> _Goal_: Track down every line below that holds "Contains" and copy it.

= = = =

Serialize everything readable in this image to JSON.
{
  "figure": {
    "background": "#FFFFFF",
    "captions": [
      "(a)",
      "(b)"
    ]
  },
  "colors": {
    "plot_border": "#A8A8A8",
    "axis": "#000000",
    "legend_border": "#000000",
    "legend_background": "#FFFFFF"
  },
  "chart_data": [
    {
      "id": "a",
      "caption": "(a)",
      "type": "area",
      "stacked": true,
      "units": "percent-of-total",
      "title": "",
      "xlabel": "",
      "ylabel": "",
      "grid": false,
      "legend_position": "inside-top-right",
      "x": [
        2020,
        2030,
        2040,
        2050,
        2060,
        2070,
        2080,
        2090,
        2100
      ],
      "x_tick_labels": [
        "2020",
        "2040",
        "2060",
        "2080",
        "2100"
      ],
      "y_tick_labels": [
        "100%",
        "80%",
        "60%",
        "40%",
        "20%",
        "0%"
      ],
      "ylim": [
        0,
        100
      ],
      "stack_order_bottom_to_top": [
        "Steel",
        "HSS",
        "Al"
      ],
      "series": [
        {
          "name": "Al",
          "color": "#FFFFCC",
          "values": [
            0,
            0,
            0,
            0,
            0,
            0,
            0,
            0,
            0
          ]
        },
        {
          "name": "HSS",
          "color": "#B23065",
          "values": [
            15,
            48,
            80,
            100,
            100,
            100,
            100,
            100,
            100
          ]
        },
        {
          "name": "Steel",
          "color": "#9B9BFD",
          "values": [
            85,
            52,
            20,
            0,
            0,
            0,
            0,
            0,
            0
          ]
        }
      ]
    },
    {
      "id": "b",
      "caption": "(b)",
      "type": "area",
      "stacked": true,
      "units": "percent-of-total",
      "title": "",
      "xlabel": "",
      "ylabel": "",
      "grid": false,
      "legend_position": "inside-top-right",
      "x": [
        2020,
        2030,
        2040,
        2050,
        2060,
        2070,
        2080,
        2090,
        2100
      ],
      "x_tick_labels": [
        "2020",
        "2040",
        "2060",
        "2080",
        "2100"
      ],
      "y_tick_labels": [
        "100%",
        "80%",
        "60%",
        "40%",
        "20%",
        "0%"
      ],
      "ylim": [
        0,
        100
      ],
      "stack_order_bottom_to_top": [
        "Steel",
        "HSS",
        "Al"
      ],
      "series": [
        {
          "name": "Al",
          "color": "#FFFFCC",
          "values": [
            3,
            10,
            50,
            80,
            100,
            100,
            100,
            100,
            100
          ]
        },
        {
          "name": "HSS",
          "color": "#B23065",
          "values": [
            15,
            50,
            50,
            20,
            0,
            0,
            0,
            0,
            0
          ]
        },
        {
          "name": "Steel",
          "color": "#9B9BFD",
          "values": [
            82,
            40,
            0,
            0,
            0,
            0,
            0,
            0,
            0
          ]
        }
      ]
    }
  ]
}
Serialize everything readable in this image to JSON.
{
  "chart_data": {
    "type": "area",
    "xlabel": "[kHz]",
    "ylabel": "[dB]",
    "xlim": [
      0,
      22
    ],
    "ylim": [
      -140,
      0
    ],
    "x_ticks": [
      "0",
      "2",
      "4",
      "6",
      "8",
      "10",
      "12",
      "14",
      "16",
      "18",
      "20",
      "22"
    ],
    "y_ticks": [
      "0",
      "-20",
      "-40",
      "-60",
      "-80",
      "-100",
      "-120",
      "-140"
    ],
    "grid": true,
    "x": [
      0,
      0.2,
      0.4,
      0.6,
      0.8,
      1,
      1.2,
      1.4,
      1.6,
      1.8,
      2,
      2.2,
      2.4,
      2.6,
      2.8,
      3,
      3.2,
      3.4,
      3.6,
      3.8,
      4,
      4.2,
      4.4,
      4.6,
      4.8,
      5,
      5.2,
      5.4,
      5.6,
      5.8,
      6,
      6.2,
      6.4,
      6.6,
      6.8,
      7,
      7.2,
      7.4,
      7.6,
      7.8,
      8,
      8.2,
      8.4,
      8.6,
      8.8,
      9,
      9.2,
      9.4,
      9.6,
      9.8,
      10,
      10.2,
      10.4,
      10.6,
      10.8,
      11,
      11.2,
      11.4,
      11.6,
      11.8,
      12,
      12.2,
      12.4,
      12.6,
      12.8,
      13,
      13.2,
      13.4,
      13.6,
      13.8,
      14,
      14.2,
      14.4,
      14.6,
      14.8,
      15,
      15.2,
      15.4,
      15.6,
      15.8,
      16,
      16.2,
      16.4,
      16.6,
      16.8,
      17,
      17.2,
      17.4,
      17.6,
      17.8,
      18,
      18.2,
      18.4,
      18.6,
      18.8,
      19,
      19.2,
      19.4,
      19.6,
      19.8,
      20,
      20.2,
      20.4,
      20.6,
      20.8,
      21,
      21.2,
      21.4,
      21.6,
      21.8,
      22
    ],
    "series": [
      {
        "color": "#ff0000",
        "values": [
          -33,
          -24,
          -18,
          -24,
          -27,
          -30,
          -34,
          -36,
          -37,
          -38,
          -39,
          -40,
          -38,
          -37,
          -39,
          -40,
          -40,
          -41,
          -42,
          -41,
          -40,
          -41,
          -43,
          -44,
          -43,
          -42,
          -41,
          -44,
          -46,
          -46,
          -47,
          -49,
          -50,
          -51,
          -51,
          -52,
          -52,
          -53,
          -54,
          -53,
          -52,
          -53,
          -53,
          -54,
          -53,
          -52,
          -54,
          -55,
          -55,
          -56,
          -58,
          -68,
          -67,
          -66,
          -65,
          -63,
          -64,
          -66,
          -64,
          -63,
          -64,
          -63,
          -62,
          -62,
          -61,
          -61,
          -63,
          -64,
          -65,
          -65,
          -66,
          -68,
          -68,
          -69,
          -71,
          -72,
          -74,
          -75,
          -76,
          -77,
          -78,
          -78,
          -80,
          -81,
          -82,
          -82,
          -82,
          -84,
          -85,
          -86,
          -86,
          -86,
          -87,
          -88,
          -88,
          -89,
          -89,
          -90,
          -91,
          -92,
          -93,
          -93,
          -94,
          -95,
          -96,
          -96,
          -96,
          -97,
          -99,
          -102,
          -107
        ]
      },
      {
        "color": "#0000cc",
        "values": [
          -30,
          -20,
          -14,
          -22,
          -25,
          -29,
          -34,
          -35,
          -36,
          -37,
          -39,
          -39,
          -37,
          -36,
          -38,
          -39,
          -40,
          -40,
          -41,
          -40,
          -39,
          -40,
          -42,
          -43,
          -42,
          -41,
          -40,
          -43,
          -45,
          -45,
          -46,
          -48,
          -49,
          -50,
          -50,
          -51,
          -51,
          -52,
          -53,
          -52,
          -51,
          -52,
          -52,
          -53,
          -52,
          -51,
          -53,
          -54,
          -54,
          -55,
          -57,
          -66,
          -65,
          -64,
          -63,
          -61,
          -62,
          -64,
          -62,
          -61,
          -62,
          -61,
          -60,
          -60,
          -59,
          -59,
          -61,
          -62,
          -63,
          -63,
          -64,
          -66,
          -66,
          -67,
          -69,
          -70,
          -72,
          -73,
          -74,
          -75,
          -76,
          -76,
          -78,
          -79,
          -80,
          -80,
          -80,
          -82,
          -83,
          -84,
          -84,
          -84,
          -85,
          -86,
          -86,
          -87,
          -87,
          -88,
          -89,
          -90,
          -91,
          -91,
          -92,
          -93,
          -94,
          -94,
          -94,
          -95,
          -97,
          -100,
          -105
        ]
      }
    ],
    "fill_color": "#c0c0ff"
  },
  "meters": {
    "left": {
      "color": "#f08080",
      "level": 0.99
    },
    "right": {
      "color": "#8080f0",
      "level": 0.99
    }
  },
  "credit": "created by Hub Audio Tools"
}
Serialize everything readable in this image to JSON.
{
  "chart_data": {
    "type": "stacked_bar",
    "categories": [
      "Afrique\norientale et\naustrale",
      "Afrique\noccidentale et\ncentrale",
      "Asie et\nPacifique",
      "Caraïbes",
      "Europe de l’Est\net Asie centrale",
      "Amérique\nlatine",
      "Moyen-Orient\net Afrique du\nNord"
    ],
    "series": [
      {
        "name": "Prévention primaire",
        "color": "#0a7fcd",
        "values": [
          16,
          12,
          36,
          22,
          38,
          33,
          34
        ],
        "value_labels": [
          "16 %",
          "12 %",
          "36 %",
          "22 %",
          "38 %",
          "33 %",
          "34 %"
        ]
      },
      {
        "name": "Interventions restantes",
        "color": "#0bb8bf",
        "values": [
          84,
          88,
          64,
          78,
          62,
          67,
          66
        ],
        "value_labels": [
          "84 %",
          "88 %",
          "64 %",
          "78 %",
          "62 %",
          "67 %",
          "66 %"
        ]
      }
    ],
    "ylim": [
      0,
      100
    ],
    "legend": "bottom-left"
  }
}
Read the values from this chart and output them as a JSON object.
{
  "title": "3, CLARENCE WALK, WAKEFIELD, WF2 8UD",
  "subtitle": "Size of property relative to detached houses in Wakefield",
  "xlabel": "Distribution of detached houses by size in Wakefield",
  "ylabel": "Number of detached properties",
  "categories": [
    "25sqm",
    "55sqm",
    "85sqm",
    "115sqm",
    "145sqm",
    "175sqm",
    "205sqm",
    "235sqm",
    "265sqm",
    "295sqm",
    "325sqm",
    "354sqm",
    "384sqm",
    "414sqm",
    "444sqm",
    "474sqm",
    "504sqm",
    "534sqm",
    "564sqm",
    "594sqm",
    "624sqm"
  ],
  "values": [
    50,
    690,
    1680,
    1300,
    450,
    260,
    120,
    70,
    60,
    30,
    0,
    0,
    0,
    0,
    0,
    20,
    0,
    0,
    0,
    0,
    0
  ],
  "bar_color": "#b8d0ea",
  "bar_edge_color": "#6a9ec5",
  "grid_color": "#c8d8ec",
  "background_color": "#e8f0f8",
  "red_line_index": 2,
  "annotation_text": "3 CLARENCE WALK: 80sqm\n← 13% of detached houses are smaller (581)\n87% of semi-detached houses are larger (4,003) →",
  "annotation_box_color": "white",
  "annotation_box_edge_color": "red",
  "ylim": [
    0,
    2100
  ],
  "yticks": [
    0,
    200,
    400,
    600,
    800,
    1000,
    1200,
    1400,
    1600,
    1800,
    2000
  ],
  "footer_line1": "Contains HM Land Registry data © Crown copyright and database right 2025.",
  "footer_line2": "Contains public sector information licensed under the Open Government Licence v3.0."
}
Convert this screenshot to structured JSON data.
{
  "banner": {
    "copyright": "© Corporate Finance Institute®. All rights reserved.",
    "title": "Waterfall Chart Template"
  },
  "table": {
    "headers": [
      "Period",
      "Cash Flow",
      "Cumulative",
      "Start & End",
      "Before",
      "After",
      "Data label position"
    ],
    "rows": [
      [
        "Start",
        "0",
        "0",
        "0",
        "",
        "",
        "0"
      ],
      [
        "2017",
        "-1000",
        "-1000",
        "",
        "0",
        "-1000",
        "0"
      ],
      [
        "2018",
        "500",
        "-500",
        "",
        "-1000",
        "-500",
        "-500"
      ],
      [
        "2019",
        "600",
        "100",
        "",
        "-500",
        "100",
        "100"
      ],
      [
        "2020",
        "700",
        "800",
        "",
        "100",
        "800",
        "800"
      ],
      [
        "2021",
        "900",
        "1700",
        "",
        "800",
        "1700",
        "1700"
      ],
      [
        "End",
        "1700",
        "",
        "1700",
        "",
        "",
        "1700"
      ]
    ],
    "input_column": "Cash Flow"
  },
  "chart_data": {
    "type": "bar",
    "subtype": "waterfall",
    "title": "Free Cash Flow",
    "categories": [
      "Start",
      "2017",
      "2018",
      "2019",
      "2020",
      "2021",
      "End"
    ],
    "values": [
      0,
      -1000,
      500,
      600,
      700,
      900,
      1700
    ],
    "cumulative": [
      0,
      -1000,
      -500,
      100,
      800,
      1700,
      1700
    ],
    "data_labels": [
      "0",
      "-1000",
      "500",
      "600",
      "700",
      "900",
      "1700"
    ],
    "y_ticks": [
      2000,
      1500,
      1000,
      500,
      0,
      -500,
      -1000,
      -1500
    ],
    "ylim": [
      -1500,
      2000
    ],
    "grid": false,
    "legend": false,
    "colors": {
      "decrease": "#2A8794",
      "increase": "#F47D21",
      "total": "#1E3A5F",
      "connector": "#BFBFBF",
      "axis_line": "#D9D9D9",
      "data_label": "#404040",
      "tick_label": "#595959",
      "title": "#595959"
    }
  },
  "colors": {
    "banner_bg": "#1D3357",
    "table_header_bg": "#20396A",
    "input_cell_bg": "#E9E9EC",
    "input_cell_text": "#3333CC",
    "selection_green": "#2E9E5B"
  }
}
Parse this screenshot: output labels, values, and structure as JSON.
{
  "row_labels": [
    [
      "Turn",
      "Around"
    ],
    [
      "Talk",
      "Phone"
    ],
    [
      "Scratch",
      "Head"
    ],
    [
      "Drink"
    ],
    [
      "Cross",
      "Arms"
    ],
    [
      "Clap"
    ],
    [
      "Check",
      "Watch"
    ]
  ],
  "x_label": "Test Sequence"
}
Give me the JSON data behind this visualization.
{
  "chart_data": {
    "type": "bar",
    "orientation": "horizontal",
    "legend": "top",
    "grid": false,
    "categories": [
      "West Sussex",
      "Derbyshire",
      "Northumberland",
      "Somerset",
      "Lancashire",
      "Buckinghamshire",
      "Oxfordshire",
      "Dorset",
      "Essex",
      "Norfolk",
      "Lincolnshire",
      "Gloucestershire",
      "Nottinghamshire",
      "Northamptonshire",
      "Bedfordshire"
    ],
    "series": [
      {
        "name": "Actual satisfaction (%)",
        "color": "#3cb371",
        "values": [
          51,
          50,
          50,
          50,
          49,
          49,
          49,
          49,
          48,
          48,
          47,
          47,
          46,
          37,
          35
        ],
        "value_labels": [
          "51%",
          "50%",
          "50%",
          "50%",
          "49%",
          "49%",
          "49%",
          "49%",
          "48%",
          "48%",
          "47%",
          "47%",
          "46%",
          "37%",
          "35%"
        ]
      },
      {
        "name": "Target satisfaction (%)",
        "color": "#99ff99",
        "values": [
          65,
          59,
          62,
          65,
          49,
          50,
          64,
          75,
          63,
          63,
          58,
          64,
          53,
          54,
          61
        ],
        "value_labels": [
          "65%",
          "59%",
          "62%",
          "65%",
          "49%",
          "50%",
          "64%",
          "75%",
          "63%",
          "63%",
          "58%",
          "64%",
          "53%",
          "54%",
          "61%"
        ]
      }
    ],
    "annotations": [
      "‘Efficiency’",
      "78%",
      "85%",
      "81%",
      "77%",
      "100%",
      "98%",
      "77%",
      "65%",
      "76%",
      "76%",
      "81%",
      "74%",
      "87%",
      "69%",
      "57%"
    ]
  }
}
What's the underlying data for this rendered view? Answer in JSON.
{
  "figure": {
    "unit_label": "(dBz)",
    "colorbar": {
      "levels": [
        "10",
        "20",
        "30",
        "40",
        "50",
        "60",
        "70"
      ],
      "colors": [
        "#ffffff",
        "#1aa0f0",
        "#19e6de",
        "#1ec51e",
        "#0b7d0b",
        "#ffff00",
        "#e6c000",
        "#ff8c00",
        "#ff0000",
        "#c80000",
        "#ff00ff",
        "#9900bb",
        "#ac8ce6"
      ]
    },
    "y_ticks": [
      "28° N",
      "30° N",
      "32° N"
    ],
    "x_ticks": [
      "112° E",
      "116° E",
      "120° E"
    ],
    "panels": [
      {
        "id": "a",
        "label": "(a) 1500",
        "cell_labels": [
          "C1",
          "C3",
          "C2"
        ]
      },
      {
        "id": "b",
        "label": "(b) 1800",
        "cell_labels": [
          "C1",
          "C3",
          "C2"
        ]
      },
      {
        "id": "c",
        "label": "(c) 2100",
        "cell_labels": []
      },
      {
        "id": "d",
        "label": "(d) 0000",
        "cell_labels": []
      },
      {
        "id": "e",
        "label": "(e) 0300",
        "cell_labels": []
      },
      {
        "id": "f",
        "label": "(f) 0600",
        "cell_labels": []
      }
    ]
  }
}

= = = =

> _Result of this task_:
  "footer_line1": "Contains HM Land Registry data © Crown copyright and database right 2025.",
  "footer_line2": "Contains public sector information licensed under the Open Government Licence v3.0."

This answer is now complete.